## Fragmento seleccionado
━━━━━━━━━━━━━━━━━━━━━━━━━━━━━━
Pérez Jiménez vuelve al lugar del crimen

Fecha de publicación: septiembre 2, 2018

Es una sonrisa para la historia. Para los reporteros, que han llegado por decenas a la cárcel del condado de Dade, en Miami, Florida, a cubrir la salida del antiguo hombre fuerte de Venezuela. Va camino al aeropuerto para ser extraditado. No es una expresión franca, ni mucho menos confiada. No podría serlo. Pérez Jiménez enfrenta en ese preciso momento una de las horas más difíciles de su vida.

Son las 11:30 de la mañana del viernes 16 de agosto de 1963. Hace exactamente 55 años de ese día en el que un fotógrafo captó su imagen en mangas de camisa, entre dos policías enflusados. Curiosamente, fuera de su imagen con uniforme de oficial del Ejército, enjaezado con montones de medallas y condecoraciones, la única estampa distinta que teníamos del tachirense era en traje de baño. Lo conocemos generalote o en calzoncillos. Esta es una de las poquísimas instantáneas que lo muestran con un look diferente a los ya descritos. Es porque se ha vestido a la carrera.
━━━━━━━━━━━━━━━━━━━━━━━━━━━━━━
## Actividades propuestas
A: Según el fragmento sobre la extradición de Pérez Jiménez, ¿a qué hora y en qué fecha ocurre la escena descrita?
B: Resume en dos oraciones el fragmento sobre la extradición de Pérez Jiménez.
C: Prosigue el fragmento sobre la extradición de Pérez Jiménez a partir de su última oración.

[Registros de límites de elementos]
━━━━━━━━━━━━━━━━━━━━━━━━━━━━━━
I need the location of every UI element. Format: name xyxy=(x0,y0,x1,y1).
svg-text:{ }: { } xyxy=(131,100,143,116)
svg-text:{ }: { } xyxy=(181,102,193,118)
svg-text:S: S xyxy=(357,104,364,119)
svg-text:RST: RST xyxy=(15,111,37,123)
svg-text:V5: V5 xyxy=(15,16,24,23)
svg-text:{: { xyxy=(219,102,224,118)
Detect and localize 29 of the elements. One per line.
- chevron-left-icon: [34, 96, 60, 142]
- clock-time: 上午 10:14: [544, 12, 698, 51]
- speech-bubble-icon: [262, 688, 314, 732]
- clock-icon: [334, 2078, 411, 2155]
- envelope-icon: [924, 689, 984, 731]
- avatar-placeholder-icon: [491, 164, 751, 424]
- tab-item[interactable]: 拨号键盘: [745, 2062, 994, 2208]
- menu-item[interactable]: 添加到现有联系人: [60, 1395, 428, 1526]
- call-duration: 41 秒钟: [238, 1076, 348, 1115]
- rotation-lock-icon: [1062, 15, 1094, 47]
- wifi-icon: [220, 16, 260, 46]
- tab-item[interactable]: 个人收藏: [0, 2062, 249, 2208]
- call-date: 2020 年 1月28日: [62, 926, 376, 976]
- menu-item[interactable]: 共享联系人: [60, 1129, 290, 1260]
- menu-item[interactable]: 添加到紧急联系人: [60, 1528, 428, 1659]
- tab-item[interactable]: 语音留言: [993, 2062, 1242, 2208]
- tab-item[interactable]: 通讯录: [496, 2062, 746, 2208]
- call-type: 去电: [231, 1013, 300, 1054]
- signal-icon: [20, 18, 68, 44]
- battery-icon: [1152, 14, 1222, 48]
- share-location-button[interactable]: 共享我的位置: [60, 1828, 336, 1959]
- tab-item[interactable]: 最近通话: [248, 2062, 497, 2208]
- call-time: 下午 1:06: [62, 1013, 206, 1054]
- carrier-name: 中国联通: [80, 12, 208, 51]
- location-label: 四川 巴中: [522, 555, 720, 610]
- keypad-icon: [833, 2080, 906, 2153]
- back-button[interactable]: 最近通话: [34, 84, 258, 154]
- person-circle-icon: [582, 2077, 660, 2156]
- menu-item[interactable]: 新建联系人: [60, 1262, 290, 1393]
━━━━━━━━━━━━━━━━━━━━━━━━━━━━━━
## Respuestas
A: A las 11:30 de la mañana del viernes 16 de agosto de 1963.

B: Ante decenas de reporteros, Pérez Jiménez, antiguo hombre fuerte de Venezuela, sale de la cárcel del condado de Dade, en Miami, rumbo al aeropuerto para ser extraditado, con una sonrisa que no es franca ni confiada. Ocurre el viernes 16 de agosto de 1963, y la foto que lo capta en mangas de camisa entre dos policías es una de las poquísimas que lo muestran sin uniforme militar ni traje de baño.

C:
Al despertar ese día, el general de división Marcos Evangelista Pérez Jiménez ignoraba que tenía pautado un viaje con ruta internacional. Mucho menos de regreso a Venezuela, de donde había salido en enero de 1958. Pero ese 16 de agosto, el juez Arthur Goldberg, de la Corte Suprema de Justicia de los Estados Unidos, dio un fallo final donde declaraba sin lugar las peticiones presentadas por los abogados para evitar la extradición solicitada por el gobierno de Venezuela. Minutos después de que el juez Goldberg pusiera fin, en Washington, a cuatro años de lucha de Pérez Jiménez para escapar de su destino, en las oficinas del FBI en Miami sonó el teléfono. Sin más dilación que la que toma coger un flux del perchero, los “Marshall” federales se presentaron con amplios poderes legales en la cárcel para llevarse al prisionero y conducirlo al aeropuerto internacional de Miami.

“El solicitante”, dijo el juez Goldberg, “ha sido encontrado en condición de ser extraditado y habiéndose agotado todos los procedimientos de conformidad con nuestras leyes, está sujeto a la extradición. Por lo tanto, niego la solicitud de aplazamiento, por cuanto después de todas las audiencias celebradas, encuentro que no existe mérito para sus alegatos sustantivos y sus contenciones de procedimiento podrían solamente demorar y no poner fin a la definitiva extradición”.

La acción establecía que Pérez Jiménez sería juzgado solamente por las acusaciones de malversación —y no por cargos de asesinato político, como había solicitado el gobierno de Rómulo Betancourt—; y que se le concederían todos sus derechos, de conformidad con las leyes venezolanas. Eran términos contemplados en el Tratado de Extradición firmado entre las dos naciones en 1922. La sentencia máxima que podría recibir sería de 12 años de prisión.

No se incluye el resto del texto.